◆ What the task requires ◆
Below are some entries; can you quote all of them exactly?

◆ Records supplied ◆
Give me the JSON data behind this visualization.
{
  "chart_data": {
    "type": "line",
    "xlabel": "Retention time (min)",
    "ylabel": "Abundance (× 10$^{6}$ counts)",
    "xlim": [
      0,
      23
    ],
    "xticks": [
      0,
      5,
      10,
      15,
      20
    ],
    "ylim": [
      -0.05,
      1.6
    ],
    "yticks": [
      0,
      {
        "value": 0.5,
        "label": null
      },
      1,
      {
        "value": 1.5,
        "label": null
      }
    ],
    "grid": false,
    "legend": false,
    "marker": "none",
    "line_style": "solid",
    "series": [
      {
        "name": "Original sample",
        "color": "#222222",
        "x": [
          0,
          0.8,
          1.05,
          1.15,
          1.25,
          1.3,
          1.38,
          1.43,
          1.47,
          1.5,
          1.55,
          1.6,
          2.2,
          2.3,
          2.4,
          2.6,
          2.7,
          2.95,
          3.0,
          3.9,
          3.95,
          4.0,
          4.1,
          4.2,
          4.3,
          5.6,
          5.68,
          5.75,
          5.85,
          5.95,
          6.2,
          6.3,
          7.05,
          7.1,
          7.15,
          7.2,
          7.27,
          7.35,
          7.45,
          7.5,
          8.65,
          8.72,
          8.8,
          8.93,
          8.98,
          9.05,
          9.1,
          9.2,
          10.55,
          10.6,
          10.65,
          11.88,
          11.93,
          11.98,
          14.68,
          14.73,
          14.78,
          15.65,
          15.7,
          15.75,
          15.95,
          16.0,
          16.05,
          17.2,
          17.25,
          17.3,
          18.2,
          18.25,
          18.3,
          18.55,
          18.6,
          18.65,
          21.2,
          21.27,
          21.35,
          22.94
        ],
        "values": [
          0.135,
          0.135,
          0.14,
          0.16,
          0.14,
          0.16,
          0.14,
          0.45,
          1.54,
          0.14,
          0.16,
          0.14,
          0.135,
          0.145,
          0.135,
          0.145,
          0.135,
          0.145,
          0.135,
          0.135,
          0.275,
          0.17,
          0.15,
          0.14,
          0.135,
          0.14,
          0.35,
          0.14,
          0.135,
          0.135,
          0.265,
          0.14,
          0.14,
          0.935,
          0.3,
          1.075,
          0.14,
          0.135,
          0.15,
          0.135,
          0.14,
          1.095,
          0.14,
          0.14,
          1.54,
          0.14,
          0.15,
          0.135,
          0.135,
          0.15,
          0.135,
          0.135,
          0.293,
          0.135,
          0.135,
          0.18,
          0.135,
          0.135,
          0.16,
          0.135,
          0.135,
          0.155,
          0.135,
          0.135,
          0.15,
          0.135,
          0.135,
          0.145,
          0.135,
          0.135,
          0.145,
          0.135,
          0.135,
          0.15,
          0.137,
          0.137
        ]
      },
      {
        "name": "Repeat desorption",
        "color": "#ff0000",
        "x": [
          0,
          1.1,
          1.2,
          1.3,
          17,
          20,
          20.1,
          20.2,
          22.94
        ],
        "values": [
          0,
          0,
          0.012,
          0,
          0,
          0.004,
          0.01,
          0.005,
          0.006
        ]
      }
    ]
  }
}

◆ Exercise solution ◆
Give me the JSON data behind this visualization.
{
  "chart_data": {
    "type": "line",
    "xlabel": "Retention time (min)",
    "ylabel": "Abundance (× 10$^{6}$ counts)",
    "xlim": [
      0,
      23
    ],
    "xticks": [
      0,
      5,
      10,
      15,
      20
    ],
    "ylim": [
      -0.05,
      1.6
    ],
    "yticks": [
      0,
      {
        "value": 0.5,
        "label": null
      },
      1,
      {
        "value": 1.5,
        "label": null
      }
    ],
    "grid": false,
    "legend": false,
    "marker": "none",
    "line_style": "solid",
    "series": [
      {
        "name": "Original sample",
        "color": "#222222",
        "x": [
          0,
          0.8,
          1.05,
          1.15,
          1.25,
          1.3,
          1.38,
          1.43,
          1.47,
          1.5,
          1.55,
          1.6,
          2.2,
          2.3,
          2.4,
          2.6,
          2.7,
          2.95,
          3.0,
          3.9,
          3.95,
          4.0,
          4.1,
          4.2,
          4.3,
          5.6,
          5.68,
          5.75,
          5.85,
          5.95,
          6.2,
          6.3,
          7.05,
          7.1,
          7.15,
          7.2,
          7.27,
          7.35,
          7.45,
          7.5,
          8.65,
          8.72,
          8.8,
          8.93,
          8.98,
          9.05,
          9.1,
          9.2,
          10.55,
          10.6,
          10.65,
          11.88,
          11.93,
          11.98,
          14.68,
          14.73,
          14.78,
          15.65,
          15.7,
          15.75,
          15.95,
          16.0,
          16.05,
          17.2,
          17.25,
          17.3,
          18.2,
          18.25,
          18.3,
          18.55,
          18.6,
          18.65,
          21.2,
          21.27,
          21.35,
          22.94
        ],
        "values": [
          0.135,
          0.135,
          0.14,
          0.16,
          0.14,
          0.16,
          0.14,
          0.45,
          1.54,
          0.14,
          0.16,
          0.14,
          0.135,
          0.145,
          0.135,
          0.145,
          0.135,
          0.145,
          0.135,
          0.135,
          0.275,
          0.17,
          0.15,
          0.14,
          0.135,
          0.14,
          0.35,
          0.14,
          0.135,
          0.135,
          0.265,
          0.14,
          0.14,
          0.935,
          0.3,
          1.075,
          0.14,
          0.135,
          0.15,
          0.135,
          0.14,
          1.095,
          0.14,
          0.14,
          1.54,
          0.14,
          0.15,
          0.135,
          0.135,
          0.15,
          0.135,
          0.135,
          0.293,
          0.135,
          0.135,
          0.18,
          0.135,
          0.135,
          0.16,
          0.135,
          0.135,
          0.155,
          0.135,
          0.135,
          0.15,
          0.135,
          0.135,
          0.145,
          0.135,
          0.135,
          0.145,
          0.135,
          0.135,
          0.15,
          0.137,
          0.137
        ]
      },
      {
        "name": "Repeat desorption",
        "color": "#ff0000",
        "x": [
          0,
          1.1,
          1.2,
          1.3,
          17,
          20,
          20.1,
          20.2,
          22.94
        ],
        "values": [
          0,
          0,
          0.012,
          0,
          0,
          0.004,
          0.01,
          0.005,
          0.006
        ]
      }
    ]
  }
}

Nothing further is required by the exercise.